-- Begin RECORDS FOR THIS TASK --
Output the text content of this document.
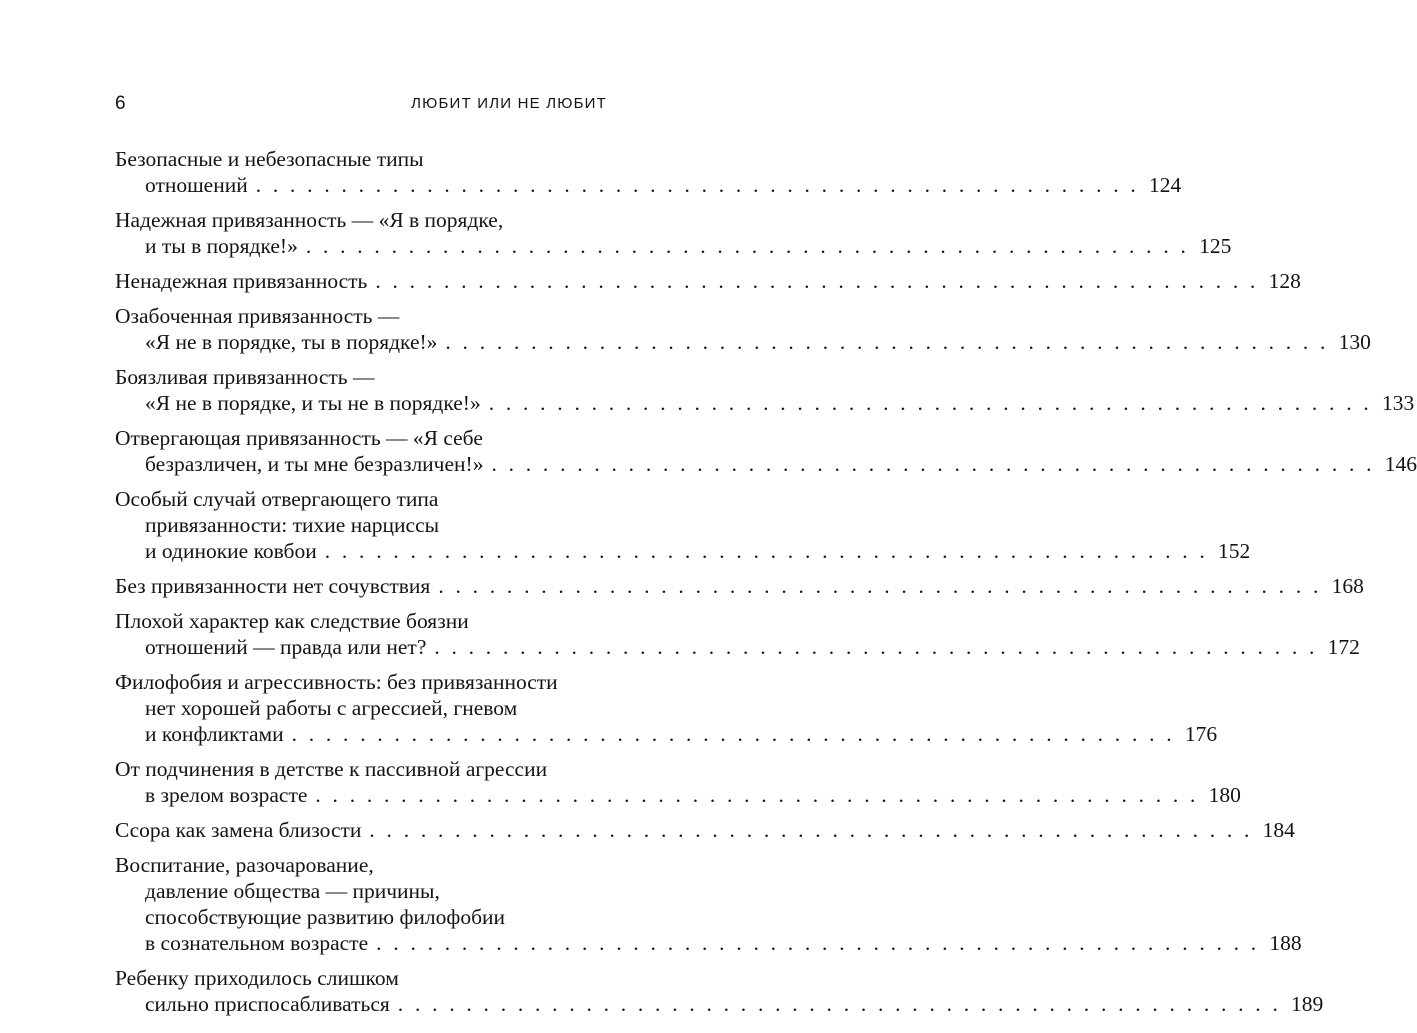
6	ЛЮБИТ ИЛИ НЕ ЛЮБИТ
Безопасные и небезопасные типы
отношений . . . . . . . . . . . . . . . . . . . . . . . . . . . . . . . . . . . . . . . . . . . . . . . . . . . . 124
Надежная привязанность — «Я в порядке,
и ты в порядке!» . . . . . . . . . . . . . . . . . . . . . . . . . . . . . . . . . . . . . . . . . . . . . . . . . . . . 125
Ненадежная привязанность . . . . . . . . . . . . . . . . . . . . . . . . . . . . . . . . . . . . . . . . . . . . . . . . . . . . 128
Озабоченная привязанность —
«Я не в порядке, ты в порядке!» . . . . . . . . . . . . . . . . . . . . . . . . . . . . . . . . . . . . . . . . . . . . . . . . . . . . 130
Боязливая привязанность —
«Я не в порядке, и ты не в порядке!» . . . . . . . . . . . . . . . . . . . . . . . . . . . . . . . . . . . . . . . . . . . . . . . . . . . . 133
Отвергающая привязанность — «Я себе
безразличен, и ты мне безразличен!» . . . . . . . . . . . . . . . . . . . . . . . . . . . . . . . . . . . . . . . . . . . . . . . . . . . . 146
Особый случай отвергающего типа
привязанности: тихие нарциссы
и одинокие ковбои . . . . . . . . . . . . . . . . . . . . . . . . . . . . . . . . . . . . . . . . . . . . . . . . . . . . 152
Без привязанности нет сочувствия . . . . . . . . . . . . . . . . . . . . . . . . . . . . . . . . . . . . . . . . . . . . . . . . . . . . 168
Плохой характер как следствие боязни
отношений — правда или нет? . . . . . . . . . . . . . . . . . . . . . . . . . . . . . . . . . . . . . . . . . . . . . . . . . . . . 172
Филофобия и агрессивность: без привязанности
нет хорошей работы с агрессией, гневом
и конфликтами . . . . . . . . . . . . . . . . . . . . . . . . . . . . . . . . . . . . . . . . . . . . . . . . . . . . 176
От подчинения в детстве к пассивной агрессии
в зрелом возрасте . . . . . . . . . . . . . . . . . . . . . . . . . . . . . . . . . . . . . . . . . . . . . . . . . . . . 180
Ссора как замена близости . . . . . . . . . . . . . . . . . . . . . . . . . . . . . . . . . . . . . . . . . . . . . . . . . . . . 184
Воспитание, разочарование,
давление общества — причины,
способствующие развитию филофобии
в сознательном возрасте . . . . . . . . . . . . . . . . . . . . . . . . . . . . . . . . . . . . . . . . . . . . . . . . . . . . 188
Ребенку приходилось слишком
сильно приспосабливаться . . . . . . . . . . . . . . . . . . . . . . . . . . . . . . . . . . . . . . . . . . . . . . . . . . . . 189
-- End RECORDS FOR THIS TASK --
WHAT TO DO:
Only the number is needed here: how many lines of the records contain "отношений"?

RESULT OF THE TASK:
2